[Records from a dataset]
------------------------------

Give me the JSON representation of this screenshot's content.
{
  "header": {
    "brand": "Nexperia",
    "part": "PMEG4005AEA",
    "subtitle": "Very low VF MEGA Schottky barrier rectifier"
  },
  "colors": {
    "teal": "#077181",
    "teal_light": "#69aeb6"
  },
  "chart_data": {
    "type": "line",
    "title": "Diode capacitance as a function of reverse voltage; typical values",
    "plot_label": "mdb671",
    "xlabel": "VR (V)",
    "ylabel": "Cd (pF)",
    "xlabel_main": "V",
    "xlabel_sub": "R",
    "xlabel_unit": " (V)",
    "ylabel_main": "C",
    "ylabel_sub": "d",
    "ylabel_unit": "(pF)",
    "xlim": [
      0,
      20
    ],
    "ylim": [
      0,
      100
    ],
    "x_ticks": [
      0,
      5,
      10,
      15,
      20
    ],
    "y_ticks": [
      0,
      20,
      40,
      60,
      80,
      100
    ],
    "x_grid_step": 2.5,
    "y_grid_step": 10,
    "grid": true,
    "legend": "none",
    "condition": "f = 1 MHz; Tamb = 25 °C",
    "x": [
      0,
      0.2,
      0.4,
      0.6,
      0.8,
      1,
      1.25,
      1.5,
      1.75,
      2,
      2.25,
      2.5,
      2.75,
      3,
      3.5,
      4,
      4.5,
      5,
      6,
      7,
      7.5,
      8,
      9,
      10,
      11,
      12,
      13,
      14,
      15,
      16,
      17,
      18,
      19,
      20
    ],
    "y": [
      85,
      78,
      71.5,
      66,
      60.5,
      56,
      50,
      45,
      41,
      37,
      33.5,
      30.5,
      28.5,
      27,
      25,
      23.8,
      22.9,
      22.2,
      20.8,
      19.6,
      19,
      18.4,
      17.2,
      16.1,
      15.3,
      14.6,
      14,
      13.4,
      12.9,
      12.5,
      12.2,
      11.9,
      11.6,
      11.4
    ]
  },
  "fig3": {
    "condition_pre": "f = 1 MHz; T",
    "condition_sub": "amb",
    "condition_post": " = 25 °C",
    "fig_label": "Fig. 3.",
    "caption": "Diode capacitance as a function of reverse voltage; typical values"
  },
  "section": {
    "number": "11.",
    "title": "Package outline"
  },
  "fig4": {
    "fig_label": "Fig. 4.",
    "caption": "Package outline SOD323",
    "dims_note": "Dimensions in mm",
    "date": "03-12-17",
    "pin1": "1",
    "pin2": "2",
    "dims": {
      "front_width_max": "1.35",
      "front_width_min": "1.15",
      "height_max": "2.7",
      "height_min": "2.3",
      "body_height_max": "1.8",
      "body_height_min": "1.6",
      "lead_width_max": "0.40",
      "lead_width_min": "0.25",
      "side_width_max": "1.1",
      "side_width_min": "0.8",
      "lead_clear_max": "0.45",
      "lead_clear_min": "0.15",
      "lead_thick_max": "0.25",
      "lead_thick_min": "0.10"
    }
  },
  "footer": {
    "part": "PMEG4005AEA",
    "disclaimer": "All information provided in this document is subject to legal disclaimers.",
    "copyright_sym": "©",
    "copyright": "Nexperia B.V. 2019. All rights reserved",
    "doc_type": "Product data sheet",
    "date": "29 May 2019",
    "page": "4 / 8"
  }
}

------------------------------

* [TASK BRIEF]
Every entry needs to be retyped exactly.

* [EXERCISE SOLUTION]
Give me the JSON representation of this screenshot's content.
{
  "header": {
    "brand": "Nexperia",
    "part": "PMEG4005AEA",
    "subtitle": "Very low VF MEGA Schottky barrier rectifier"
  },
  "colors": {
    "teal": "#077181",
    "teal_light": "#69aeb6"
  },
  "chart_data": {
    "type": "line",
    "title": "Diode capacitance as a function of reverse voltage; typical values",
    "plot_label": "mdb671",
    "xlabel": "VR (V)",
    "ylabel": "Cd (pF)",
    "xlabel_main": "V",
    "xlabel_sub": "R",
    "xlabel_unit": " (V)",
    "ylabel_main": "C",
    "ylabel_sub": "d",
    "ylabel_unit": "(pF)",
    "xlim": [
      0,
      20
    ],
    "ylim": [
      0,
      100
    ],
    "x_ticks": [
      0,
      5,
      10,
      15,
      20
    ],
    "y_ticks": [
      0,
      20,
      40,
      60,
      80,
      100
    ],
    "x_grid_step": 2.5,
    "y_grid_step": 10,
    "grid": true,
    "legend": "none",
    "condition": "f = 1 MHz; Tamb = 25 °C",
    "x": [
      0,
      0.2,
      0.4,
      0.6,
      0.8,
      1,
      1.25,
      1.5,
      1.75,
      2,
      2.25,
      2.5,
      2.75,
      3,
      3.5,
      4,
      4.5,
      5,
      6,
      7,
      7.5,
      8,
      9,
      10,
      11,
      12,
      13,
      14,
      15,
      16,
      17,
      18,
      19,
      20
    ],
    "y": [
      85,
      78,
      71.5,
      66,
      60.5,
      56,
      50,
      45,
      41,
      37,
      33.5,
      30.5,
      28.5,
      27,
      25,
      23.8,
      22.9,
      22.2,
      20.8,
      19.6,
      19,
      18.4,
      17.2,
      16.1,
      15.3,
      14.6,
      14,
      13.4,
      12.9,
      12.5,
      12.2,
      11.9,
      11.6,
      11.4
    ]
  },
  "fig3": {
    "condition_pre": "f = 1 MHz; T",
    "condition_sub": "amb",
    "condition_post": " = 25 °C",
    "fig_label": "Fig. 3.",
    "caption": "Diode capacitance as a function of reverse voltage; typical values"
  },
  "section": {
    "number": "11.",
    "title": "Package outline"
  },
  "fig4": {
    "fig_label": "Fig. 4.",
    "caption": "Package outline SOD323",
    "dims_note": "Dimensions in mm",
    "date": "03-12-17",
    "pin1": "1",
    "pin2": "2",
    "dims": {
      "front_width_max": "1.35",
      "front_width_min": "1.15",
      "height_max": "2.7",
      "height_min": "2.3",
      "body_height_max": "1.8",
      "body_height_min": "1.6",
      "lead_width_max": "0.40",
      "lead_width_min": "0.25",
      "side_width_max": "1.1",
      "side_width_min": "0.8",
      "lead_clear_max": "0.45",
      "lead_clear_min": "0.15",
      "lead_thick_max": "0.25",
      "lead_thick_min": "0.10"
    }
  },
  "footer": {
    "part": "PMEG4005AEA",
    "disclaimer": "All information provided in this document is subject to legal disclaimers.",
    "copyright_sym": "©",
    "copyright": "Nexperia B.V. 2019. All rights reserved",
    "doc_type": "Product data sheet",
    "date": "29 May 2019",
    "page": "4 / 8"
  }
}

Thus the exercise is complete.